● **TASK**
Below are some records. Pull every line that contains the word "trainiert".

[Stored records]
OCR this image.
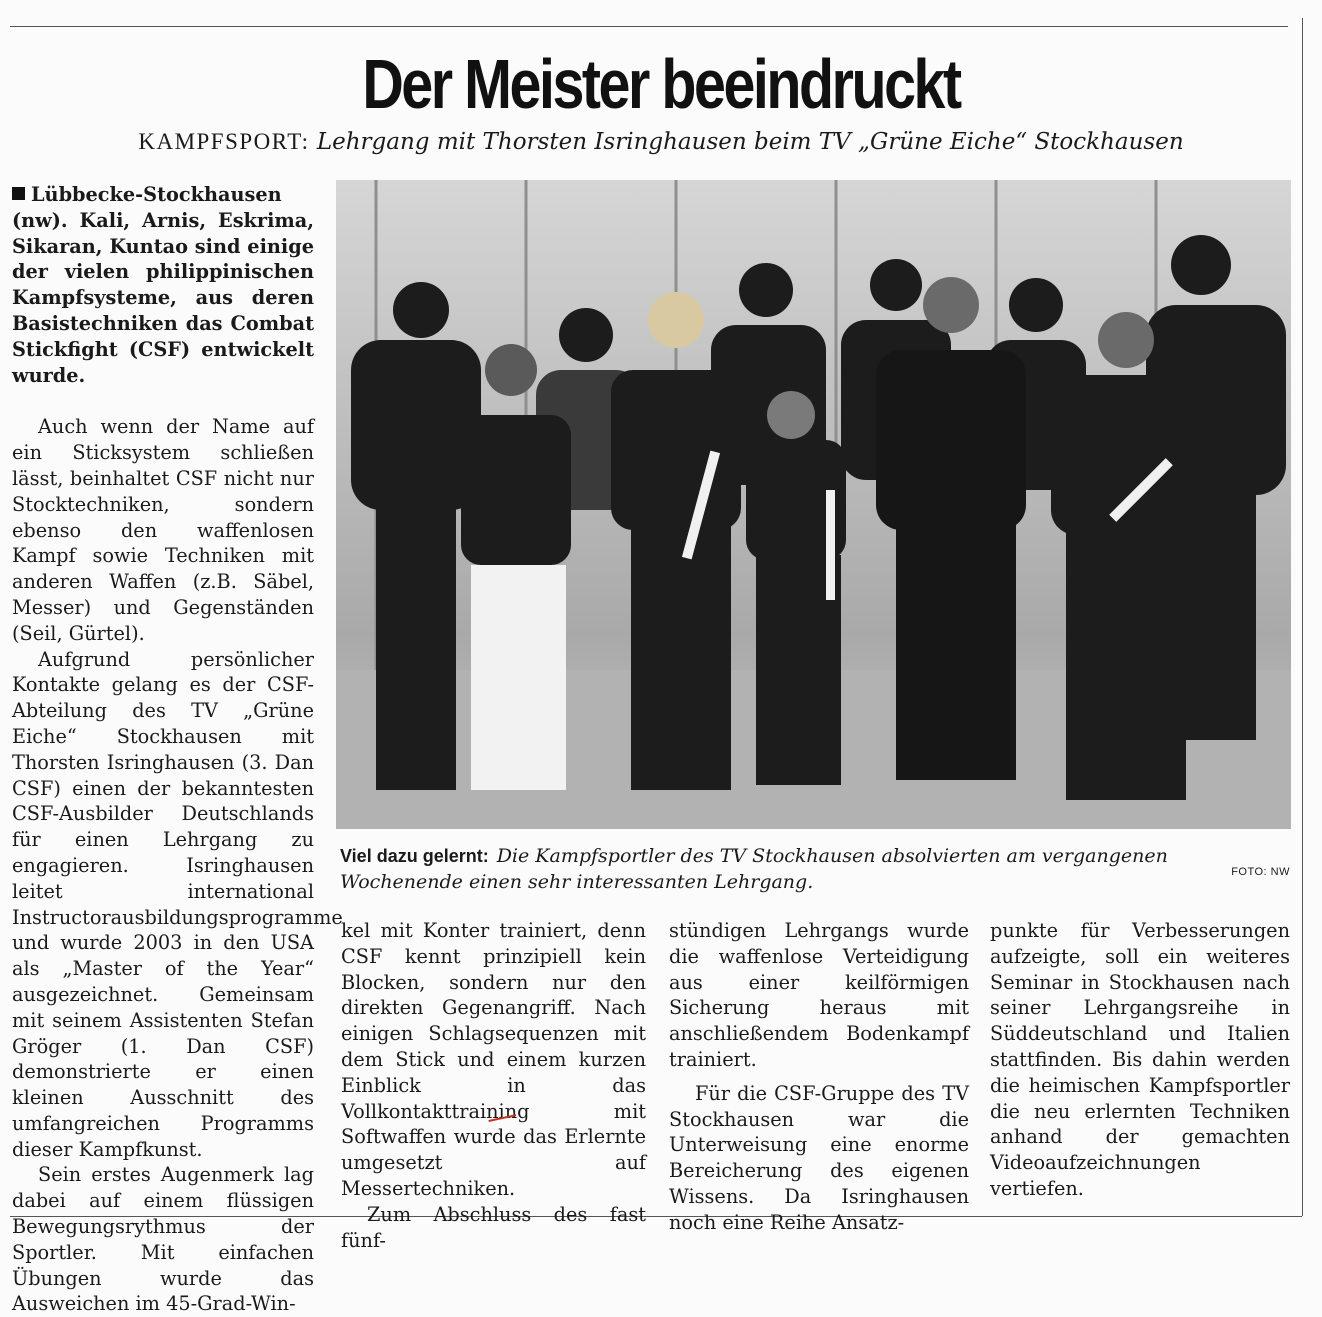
Der Meister beeindruckt
KAMPFSPORT: Lehrgang mit Thorsten Isringhausen beim TV „Grüne Eiche“ Stockhausen

Lübbecke-Stockhausen (nw). Kali, Arnis, Eskrima, Sikaran, Kuntao sind einige der vielen philippinischen Kampfsysteme, aus deren Basistechniken das Combat Stickfight (CSF) entwickelt wurde.

Auch wenn der Name auf ein Sticksystem schließen lässt, beinhaltet CSF nicht nur Stocktechniken, sondern ebenso den waffenlosen Kampf sowie Techniken mit anderen Waffen (z.B. Säbel, Messer) und Gegenständen (Seil, Gürtel).

Aufgrund persönlicher Kontakte gelang es der CSF-Abteilung des TV „Grüne Eiche“ Stockhausen mit Thorsten Isringhausen (3. Dan CSF) einen der bekanntesten CSF-Ausbilder Deutschlands für einen Lehrgang zu engagieren. Isringhausen leitet international Instructorausbildungsprogramme und wurde 2003 in den USA als „Master of the Year“ ausgezeichnet. Gemeinsam mit seinem Assistenten Stefan Gröger (1. Dan CSF) demonstrierte er einen kleinen Ausschnitt des umfangreichen Programms dieser Kampfkunst.

Sein erstes Augenmerk lag dabei auf einem flüssigen Bewegungsrythmus der Sportler. Mit einfachen Übungen wurde das Ausweichen im 45-Grad-Win-

Viel dazu gelernt: Die Kampfsportler des TV Stockhausen absolvierten am vergangenen Wochenende einen sehr interessanten Lehrgang.	FOTO: NW

kel mit Konter trainiert, denn CSF kennt prinzipiell kein Blocken, sondern nur den direkten Gegenangriff. Nach einigen Schlagsequenzen mit dem Stick und einem kurzen Einblick in das Vollkontakttraining mit Softwaffen wurde das Erlernte umgesetzt auf Messertechniken.

Zum Abschluss des fast fünf-

stündigen Lehrgangs wurde die waffenlose Verteidigung aus einer keilförmigen Sicherung heraus mit anschließendem Bodenkampf trainiert.

Für die CSF-Gruppe des TV Stockhausen war die Unterweisung eine enorme Bereicherung des eigenen Wissens. Da Isringhausen noch eine Reihe Ansatz-

punkte für Verbesserungen aufzeigte, soll ein weiteres Seminar in Stockhausen nach seiner Lehrgangsreihe in Süddeutschland und Italien stattfinden. Bis dahin werden die heimischen Kampfsportler die neu erlernten Techniken anhand der gemachten Videoaufzeichnungen vertiefen.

● **THE RESPONSE**
kel mit Konter trainiert, denn CSF kennt prinzipiell kein Blocken, sondern nur den direkten Gegenangriff. Nach einigen Schlagsequenzen mit dem Stick und einem kurzen Einblick in das Vollkontakttraining mit Softwaffen wurde das Erlernte umgesetzt auf Messertechniken.
stündigen Lehrgangs wurde die waffenlose Verteidigung aus einer keilförmigen Sicherung heraus mit anschließendem Bodenkampf trainiert.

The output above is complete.